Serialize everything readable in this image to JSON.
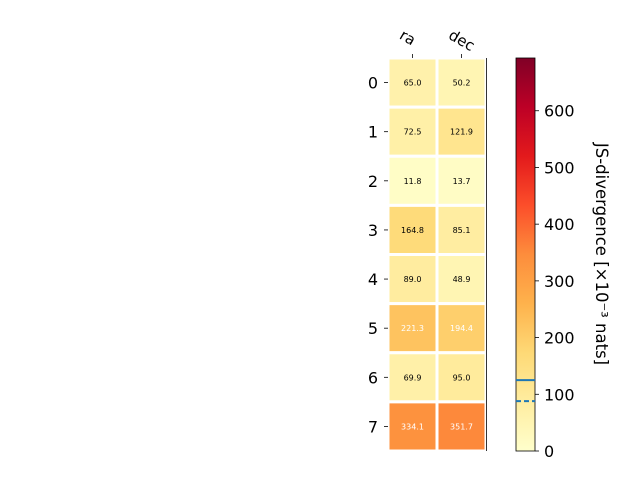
{
  "chart_data": {
    "type": "heatmap",
    "title": "",
    "x_tick_labels": [
      "ra",
      "dec"
    ],
    "y_tick_labels": [
      "0",
      "1",
      "2",
      "3",
      "4",
      "5",
      "6",
      "7"
    ],
    "values": [
      [
        65.0,
        50.2
      ],
      [
        72.5,
        121.9
      ],
      [
        11.8,
        13.7
      ],
      [
        164.8,
        85.1
      ],
      [
        89.0,
        48.9
      ],
      [
        221.3,
        194.4
      ],
      [
        69.9,
        95.0
      ],
      [
        334.1,
        351.7
      ]
    ],
    "cell_labels": [
      [
        "65.0",
        "50.2"
      ],
      [
        "72.5",
        "121.9"
      ],
      [
        "11.8",
        "13.7"
      ],
      [
        "164.8",
        "85.1"
      ],
      [
        "89.0",
        "48.9"
      ],
      [
        "221.3",
        "194.4"
      ],
      [
        "69.9",
        "95.0"
      ],
      [
        "334.1",
        "351.7"
      ]
    ],
    "colormap": "YlOrRd",
    "colorbar": {
      "label": "JS-divergence [×10⁻³ nats]",
      "range": [
        0,
        693
      ],
      "ticks": [
        0,
        100,
        200,
        300,
        400,
        500,
        600
      ],
      "tick_labels": [
        "0",
        "100",
        "200",
        "300",
        "400",
        "500",
        "600"
      ],
      "solid_line_value": 125,
      "dashed_line_value": 88,
      "line_color": "#1f77b4"
    },
    "grid": false
  }
}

_ _ _ _

Exercise task
Make an exact copy of the records above, with the pictures left out.

Solution for this exercise
Serialize everything readable in this image to JSON.
{
  "chart_data": {
    "type": "heatmap",
    "title": "",
    "x_tick_labels": [
      "ra",
      "dec"
    ],
    "y_tick_labels": [
      "0",
      "1",
      "2",
      "3",
      "4",
      "5",
      "6",
      "7"
    ],
    "values": [
      [
        65.0,
        50.2
      ],
      [
        72.5,
        121.9
      ],
      [
        11.8,
        13.7
      ],
      [
        164.8,
        85.1
      ],
      [
        89.0,
        48.9
      ],
      [
        221.3,
        194.4
      ],
      [
        69.9,
        95.0
      ],
      [
        334.1,
        351.7
      ]
    ],
    "cell_labels": [
      [
        "65.0",
        "50.2"
      ],
      [
        "72.5",
        "121.9"
      ],
      [
        "11.8",
        "13.7"
      ],
      [
        "164.8",
        "85.1"
      ],
      [
        "89.0",
        "48.9"
      ],
      [
        "221.3",
        "194.4"
      ],
      [
        "69.9",
        "95.0"
      ],
      [
        "334.1",
        "351.7"
      ]
    ],
    "colormap": "YlOrRd",
    "colorbar": {
      "label": "JS-divergence [×10⁻³ nats]",
      "range": [
        0,
        693
      ],
      "ticks": [
        0,
        100,
        200,
        300,
        400,
        500,
        600
      ],
      "tick_labels": [
        "0",
        "100",
        "200",
        "300",
        "400",
        "500",
        "600"
      ],
      "solid_line_value": 125,
      "dashed_line_value": 88,
      "line_color": "#1f77b4"
    },
    "grid": false
  }
}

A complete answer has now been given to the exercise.